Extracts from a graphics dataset
■ ■ ■
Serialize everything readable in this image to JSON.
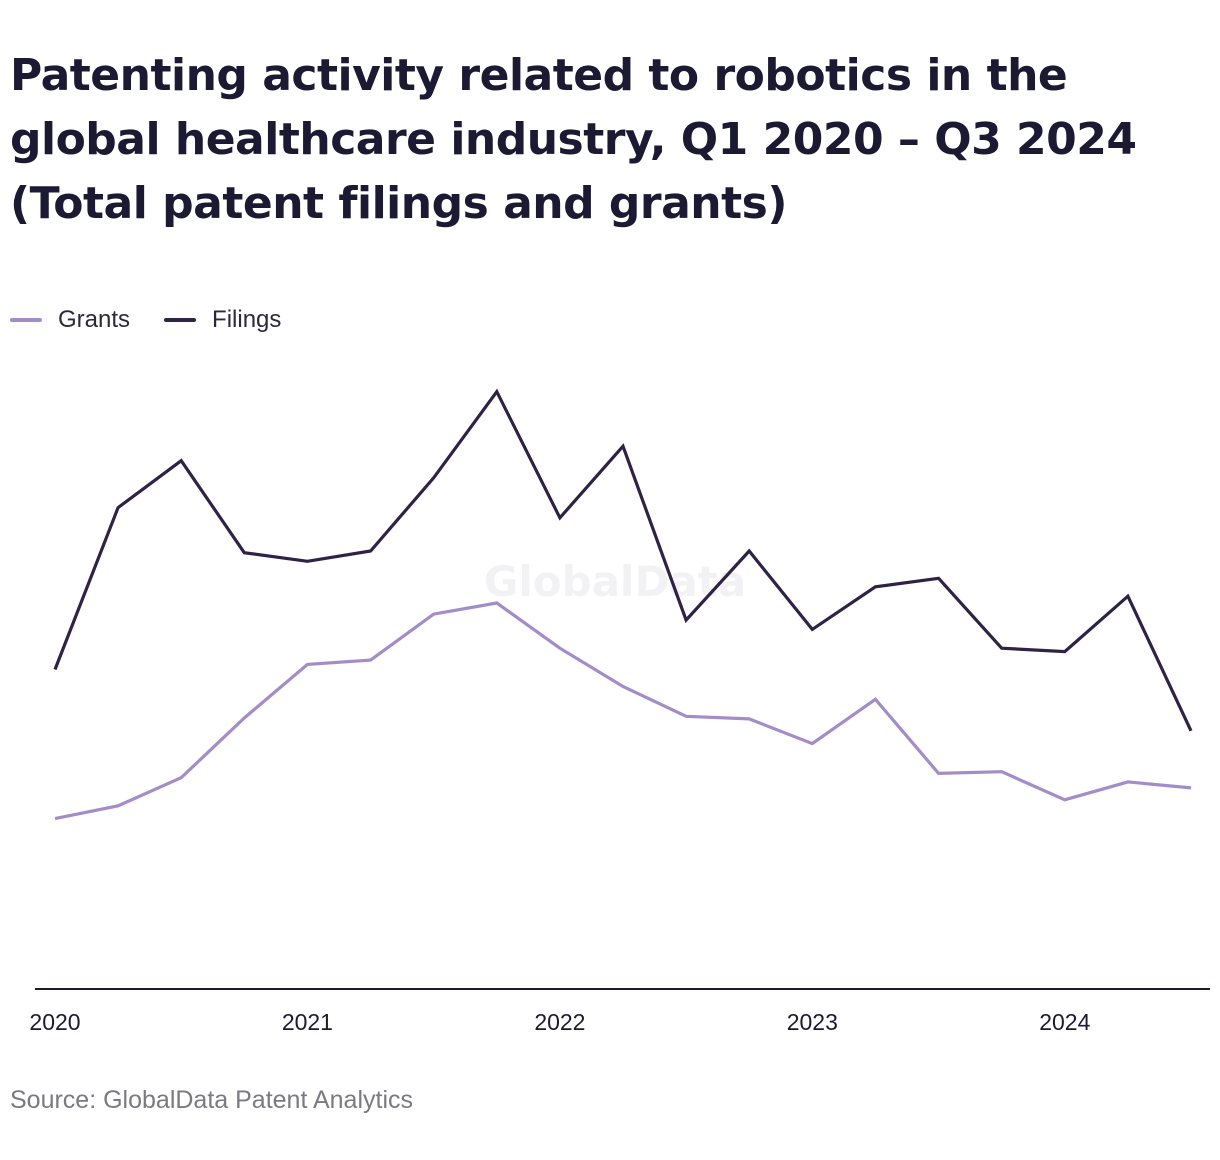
{
  "chart_data": {
    "type": "line",
    "title": "Patenting activity related to robotics in the global healthcare industry, Q1 2020 – Q3 2024 (Total patent filings and grants)",
    "x": [
      "Q1 2020",
      "Q2 2020",
      "Q3 2020",
      "Q4 2020",
      "Q1 2021",
      "Q2 2021",
      "Q3 2021",
      "Q4 2021",
      "Q1 2022",
      "Q2 2022",
      "Q3 2022",
      "Q4 2022",
      "Q1 2023",
      "Q2 2023",
      "Q3 2023",
      "Q4 2023",
      "Q1 2024",
      "Q2 2024",
      "Q3 2024"
    ],
    "x_tick_labels": [
      "2020",
      "2021",
      "2022",
      "2023",
      "2024"
    ],
    "x_tick_indices": [
      0,
      4,
      8,
      12,
      16
    ],
    "series": [
      {
        "name": "Grants",
        "color": "#a48cc8",
        "values": [
          100,
          115,
          148,
          218,
          281,
          286,
          340,
          353,
          300,
          255,
          220,
          217,
          188,
          240,
          153,
          155,
          122,
          143,
          136
        ]
      },
      {
        "name": "Filings",
        "color": "#2e2246",
        "values": [
          275,
          465,
          520,
          412,
          402,
          414,
          500,
          601,
          453,
          537,
          333,
          414,
          322,
          372,
          382,
          300,
          296,
          361,
          203
        ]
      }
    ],
    "ylim": [
      -100,
      603
    ],
    "grid": false,
    "legend_position": "top-left",
    "watermark": "GlobalData"
  },
  "source": "Source: GlobalData Patent Analytics"
}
■ ■ ■
Each entry should be repeated exactly as it appears; the pictures stay out.

Serialize everything readable in this image to JSON.
{
  "chart_data": {
    "type": "line",
    "title": "Patenting activity related to robotics in the global healthcare industry, Q1 2020 – Q3 2024 (Total patent filings and grants)",
    "x": [
      "Q1 2020",
      "Q2 2020",
      "Q3 2020",
      "Q4 2020",
      "Q1 2021",
      "Q2 2021",
      "Q3 2021",
      "Q4 2021",
      "Q1 2022",
      "Q2 2022",
      "Q3 2022",
      "Q4 2022",
      "Q1 2023",
      "Q2 2023",
      "Q3 2023",
      "Q4 2023",
      "Q1 2024",
      "Q2 2024",
      "Q3 2024"
    ],
    "x_tick_labels": [
      "2020",
      "2021",
      "2022",
      "2023",
      "2024"
    ],
    "x_tick_indices": [
      0,
      4,
      8,
      12,
      16
    ],
    "series": [
      {
        "name": "Grants",
        "color": "#a48cc8",
        "values": [
          100,
          115,
          148,
          218,
          281,
          286,
          340,
          353,
          300,
          255,
          220,
          217,
          188,
          240,
          153,
          155,
          122,
          143,
          136
        ]
      },
      {
        "name": "Filings",
        "color": "#2e2246",
        "values": [
          275,
          465,
          520,
          412,
          402,
          414,
          500,
          601,
          453,
          537,
          333,
          414,
          322,
          372,
          382,
          300,
          296,
          361,
          203
        ]
      }
    ],
    "ylim": [
      -100,
      603
    ],
    "grid": false,
    "legend_position": "top-left",
    "watermark": "GlobalData"
  },
  "source": "Source: GlobalData Patent Analytics"
}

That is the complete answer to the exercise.